EXTRACT PROVIDED =

· · · ·

Smooth sailing through challenging times – with optimized working capital
International markets are constantly changing and demand a great deal of flexibility from treasurers to optimize their company’s liquidity position and working capital. Supply Chain Financing Solutions are an attractive tool, especially as global trade is increasingly moving away from traditional trade instruments towards reliance on open account trade. In addition, rising interest rates have put pressure on companies to free up cash. We asked RBI experts Dirk Fehring and Sebastian Kupka to give some insights into the latest trends in Supply Chain Financing that help make sourcing and distribution networks for corporates more resilient.
“Managing working capital has become a higher priority for treasurers across all industries as companies are aiming to shorten their cash conversion cycles to see better returns on the capital invested, also as a result of rising interest rates,” Dirk Fehring, Senior Director Supply Chain Finance at RBI, states. “Interruptions due to the COVID pandemic, geopolitical conflicts or extreme weather events have raised awareness to even better manage the risks inherent in global supply chains,” he adds. Thus, treasurers are looking for financing and risk mitigation techniques to implement strategies to optimize the management of their working capital and liquidity invested in the physical supply chain.
More Flexibility for Financing and Risk Mitigation
“Supply Chain Financing solutions are an alternative financing source and are often less expensive than traditional long- and short-term loans, typically the key source for funding,” Sebastian Kupka, Director Supply Chain Finance at RBI, explains. “When it comes to risk mitigation, traditional trade finance instruments including letters of credits, documentary collections and guarantees are often used when parties don’t have a long-term business relation or higher risk profiles,” he states. “The Supply Chain Finance product suite provides more options to the customer as they can choose between traditional trade instruments and Supply Chain Financing depending on the region, the globalization of supply and the number of suppliers & customers. Also Supply Chain Financing solutions and commercial credit insurance (to mitigate counterparty risk of non-payment) often go along, especially in receivables financing.”
Versatile Solutions for every link in the supply chain
Mastering the working capital challenge requires a holistic approach by corporates. Improving accounts payable, accounts receivable and inventory management processes can free up working capital. Treasurers and finance departments should also look at how to free up cash that would be trapped on their balance sheet and how to support resilience of the global supply chain.

· · · ·

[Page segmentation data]

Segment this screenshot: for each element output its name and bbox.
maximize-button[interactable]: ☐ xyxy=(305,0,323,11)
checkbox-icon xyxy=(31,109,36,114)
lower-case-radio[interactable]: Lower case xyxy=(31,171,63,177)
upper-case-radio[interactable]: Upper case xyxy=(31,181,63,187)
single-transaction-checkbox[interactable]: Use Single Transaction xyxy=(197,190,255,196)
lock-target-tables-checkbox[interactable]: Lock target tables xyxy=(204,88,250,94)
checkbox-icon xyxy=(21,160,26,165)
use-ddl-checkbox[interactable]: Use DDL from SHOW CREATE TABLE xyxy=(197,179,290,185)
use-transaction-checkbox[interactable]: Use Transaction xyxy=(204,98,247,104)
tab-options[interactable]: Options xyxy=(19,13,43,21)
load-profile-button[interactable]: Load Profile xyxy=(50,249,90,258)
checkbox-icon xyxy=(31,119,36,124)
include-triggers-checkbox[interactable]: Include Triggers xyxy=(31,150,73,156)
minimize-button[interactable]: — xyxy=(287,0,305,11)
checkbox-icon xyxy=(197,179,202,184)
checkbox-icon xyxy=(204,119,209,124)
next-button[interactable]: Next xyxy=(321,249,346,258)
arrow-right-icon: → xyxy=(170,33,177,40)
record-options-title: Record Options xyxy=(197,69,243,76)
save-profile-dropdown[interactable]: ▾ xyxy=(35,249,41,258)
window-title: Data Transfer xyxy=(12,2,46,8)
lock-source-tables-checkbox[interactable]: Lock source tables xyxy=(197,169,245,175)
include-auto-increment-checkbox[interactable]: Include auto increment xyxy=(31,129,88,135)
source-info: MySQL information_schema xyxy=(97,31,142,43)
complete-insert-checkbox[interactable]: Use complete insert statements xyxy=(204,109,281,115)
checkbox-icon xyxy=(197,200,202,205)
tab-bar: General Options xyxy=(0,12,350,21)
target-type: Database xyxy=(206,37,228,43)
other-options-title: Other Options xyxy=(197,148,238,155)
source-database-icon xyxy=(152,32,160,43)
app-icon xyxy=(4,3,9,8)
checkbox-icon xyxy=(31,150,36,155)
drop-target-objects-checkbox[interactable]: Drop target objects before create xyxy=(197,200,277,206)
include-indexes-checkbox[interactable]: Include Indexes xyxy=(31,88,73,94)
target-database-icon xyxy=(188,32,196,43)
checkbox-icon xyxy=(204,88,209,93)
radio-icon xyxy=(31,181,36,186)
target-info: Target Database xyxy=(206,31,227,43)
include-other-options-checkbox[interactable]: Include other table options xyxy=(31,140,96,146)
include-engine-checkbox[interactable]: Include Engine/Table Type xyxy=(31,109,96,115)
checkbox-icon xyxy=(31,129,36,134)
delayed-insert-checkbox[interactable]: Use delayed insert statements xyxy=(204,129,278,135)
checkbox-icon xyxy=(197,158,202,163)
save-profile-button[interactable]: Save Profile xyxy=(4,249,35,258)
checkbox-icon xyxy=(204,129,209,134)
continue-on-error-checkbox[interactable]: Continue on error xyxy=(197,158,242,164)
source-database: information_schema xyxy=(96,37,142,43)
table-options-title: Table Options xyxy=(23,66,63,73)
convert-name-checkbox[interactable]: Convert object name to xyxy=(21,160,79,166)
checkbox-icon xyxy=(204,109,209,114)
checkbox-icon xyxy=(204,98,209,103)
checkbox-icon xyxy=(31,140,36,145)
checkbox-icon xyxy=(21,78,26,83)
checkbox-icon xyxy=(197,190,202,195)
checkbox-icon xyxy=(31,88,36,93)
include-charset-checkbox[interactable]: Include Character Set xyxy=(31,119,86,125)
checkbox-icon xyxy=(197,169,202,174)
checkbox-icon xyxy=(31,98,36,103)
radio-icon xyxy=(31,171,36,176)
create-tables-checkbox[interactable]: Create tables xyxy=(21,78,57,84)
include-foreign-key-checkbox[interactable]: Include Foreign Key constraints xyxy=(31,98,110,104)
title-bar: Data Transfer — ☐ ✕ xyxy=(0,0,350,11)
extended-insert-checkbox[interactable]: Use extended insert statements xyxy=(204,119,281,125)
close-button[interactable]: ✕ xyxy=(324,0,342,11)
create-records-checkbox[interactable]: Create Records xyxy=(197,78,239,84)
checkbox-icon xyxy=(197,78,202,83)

· · · ·

YOUR TASKS =
(a) List the traditional trade finance instruments named in the article on supply chain financing.
(b) Proceed with the article on supply chain financing, writing on from its final sentence.

TASK-BY-TASK RESULTS =
(a) Letters of credits, documentary collections, guarantees

(b)
With a flexible Receivables Financing Solution sellers benefit from
- improved working capital and working capital KPIs
- better cash flow and more predictable liquidity planning
- Reduction of assets leads to shorter balance sheet
- Shift of debtor default risk to a third party
- lower costs when compared to traditional lending products
- Potential to grant longer payment terms to customers
With a reliable Payables Financing Solution (such as Reverse Factoring) buyers can
- stabilize their supply chain and reduce the likelihood of future supply chain disruptions, e.g. by ensuring that important suppliers do not fail due to liquidity constraints
- strengthen the supplier relationship by increasing the suppliers’ satisfaction due to early payment and better funding costs
- extend their payment terms and thus improve their working capital and working capital KPIs
- introduce digital platforms that provide for higher process automatization, resulting in potential cost savings and satisfaction on the supplier’s side (e.g. transparency if and when the invoice will be paid)
- utilize cash discounts or rebates offered by suppliers
How to find the right solution
While Receivables Financing Solutions have been well established around the world for centuries and are utilized by companies of all sizes, Payables Financing Solutions have emerged over the past 25 years mainly for international corporates. “New products integrating for instance payment institutes or post maturity financing address obstacles like the involvement and onboarding of suppliers and now make Payables Financing Solutions also suitable for medium size clients looking to optimize their working capital,” Sebastian Kupka asserts. “We also see the evolvement of analytics-driven solutions, deep-tier financing and embedding ESG,“ adds Dirk Fehring.
“The Implementation of Supply Chain Financing products require time and effort on all sides and are therefore not changed on a regular basis. Choosing the right partner for a long-term cooperation is essential,” Dirk Fehring points out. Aspects like focus on global or regional reach, financial aims and needs should be considered. Finding a reliable partner with respective knowledge is important. “On the technical side, digital tools and online platforms for straight-through processing and integrating financial & non-financial solutions need to be developed - also to further reduce the risk of fraud and errors in open account financing. Banks like RBI are partnering with FinTechs to improve customer experience and to develop innovative products addressing market and our clients’ needs.”